— Start of RECORDS FOR THE TASK —

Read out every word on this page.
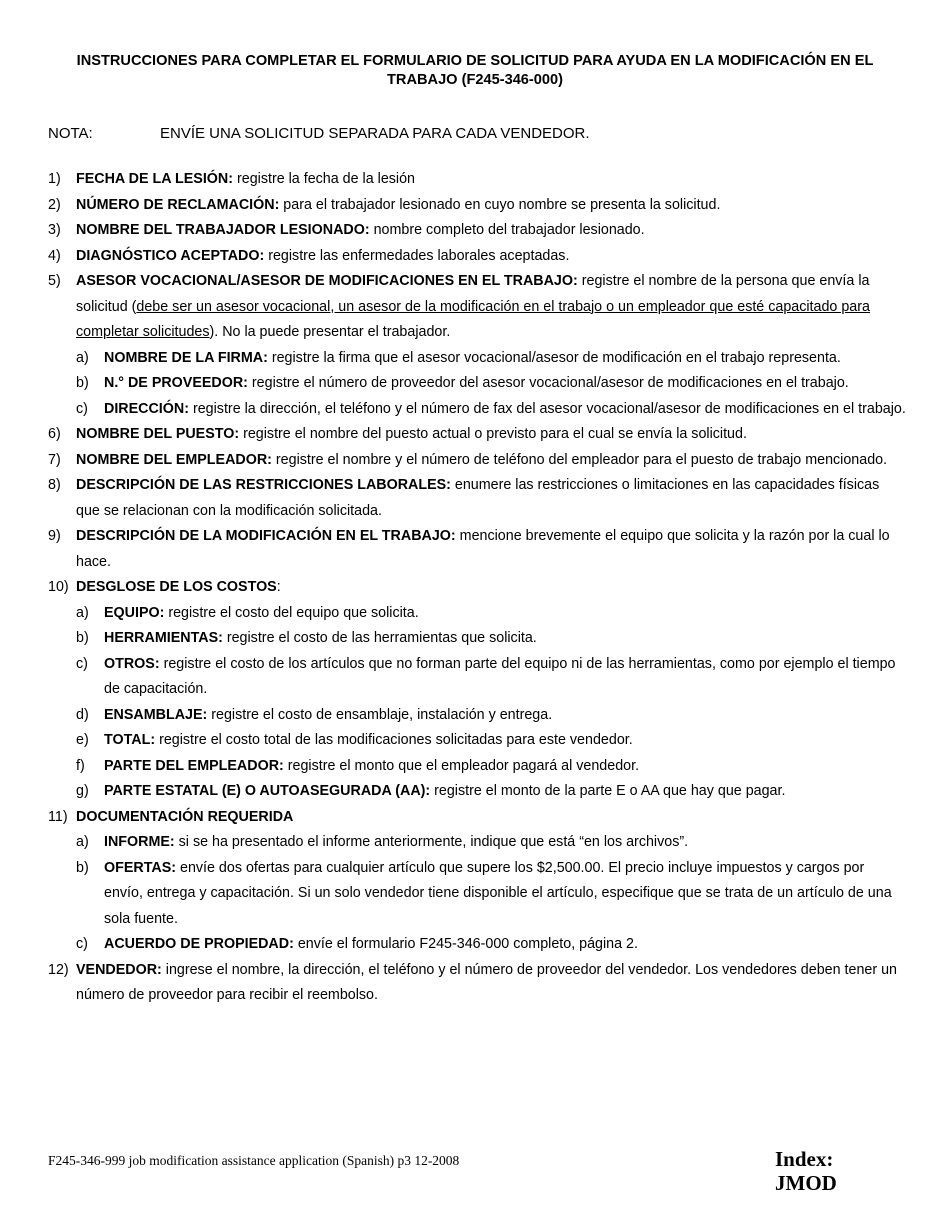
INSTRUCCIONES PARA COMPLETAR EL FORMULARIO DE SOLICITUD PARA AYUDA EN LA MODIFICACIÓN EN EL TRABAJO (F245-346-000)
NOTA:	ENVÍE UNA SOLICITUD SEPARADA PARA CADA VENDEDOR.
1) FECHA DE LA LESIÓN: registre la fecha de la lesión
2) NÚMERO DE RECLAMACIÓN: para el trabajador lesionado en cuyo nombre se presenta la solicitud.
3) NOMBRE DEL TRABAJADOR LESIONADO: nombre completo del trabajador lesionado.
4) DIAGNÓSTICO ACEPTADO: registre las enfermedades laborales aceptadas.
5) ASESOR VOCACIONAL/ASESOR DE MODIFICACIONES EN EL TRABAJO: registre el nombre de la persona que envía la solicitud (debe ser un asesor vocacional, un asesor de la modificación en el trabajo o un empleador que esté capacitado para completar solicitudes). No la puede presentar el trabajador.
a) NOMBRE DE LA FIRMA: registre la firma que el asesor vocacional/asesor de modificación en el trabajo representa.
b) N.° DE PROVEEDOR: registre el número de proveedor del asesor vocacional/asesor de modificaciones en el trabajo.
c) DIRECCIÓN: registre la dirección, el teléfono y el número de fax del asesor vocacional/asesor de modificaciones en el trabajo.
6) NOMBRE DEL PUESTO: registre el nombre del puesto actual o previsto para el cual se envía la solicitud.
7) NOMBRE DEL EMPLEADOR: registre el nombre y el número de teléfono del empleador para el puesto de trabajo mencionado.
8) DESCRIPCIÓN DE LAS RESTRICCIONES LABORALES: enumere las restricciones o limitaciones en las capacidades físicas que se relacionan con la modificación solicitada.
9) DESCRIPCIÓN DE LA MODIFICACIÓN EN EL TRABAJO: mencione brevemente el equipo que solicita y la razón por la cual lo hace.
10) DESGLOSE DE LOS COSTOS:
a) EQUIPO: registre el costo del equipo que solicita.
b) HERRAMIENTAS: registre el costo de las herramientas que solicita.
c) OTROS: registre el costo de los artículos que no forman parte del equipo ni de las herramientas, como por ejemplo el tiempo de capacitación.
d) ENSAMBLAJE: registre el costo de ensamblaje, instalación y entrega.
e) TOTAL: registre el costo total de las modificaciones solicitadas para este vendedor.
f) PARTE DEL EMPLEADOR: registre el monto que el empleador pagará al vendedor.
g) PARTE ESTATAL (E) O AUTOASEGURADA (AA): registre el monto de la parte E o AA que hay que pagar.
11) DOCUMENTACIÓN REQUERIDA
a) INFORME: si se ha presentado el informe anteriormente, indique que está “en los archivos”.
b) OFERTAS: envíe dos ofertas para cualquier artículo que supere los $2,500.00. El precio incluye impuestos y cargos por envío, entrega y capacitación. Si un solo vendedor tiene disponible el artículo, especifique que se trata de un artículo de una sola fuente.
c) ACUERDO DE PROPIEDAD: envíe el formulario F245-346-000 completo, página 2.
12) VENDEDOR: ingrese el nombre, la dirección, el teléfono y el número de proveedor del vendedor. Los vendedores deben tener un número de proveedor para recibir el reembolso.
F245-346-999 job modification assistance application (Spanish) p3 12-2008	Index:
JMOD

— End of RECORDS FOR THE TASK —

WORK TO BE COMPLETED:
In the entries above, identify every line with the word "monto". Copy those lines.

CORRECT OUTPUT:
f) PARTE DEL EMPLEADOR: registre el monto que el empleador pagará al vendedor.
g) PARTE ESTATAL (E) O AUTOASEGURADA (AA): registre el monto de la parte E o AA que hay que pagar.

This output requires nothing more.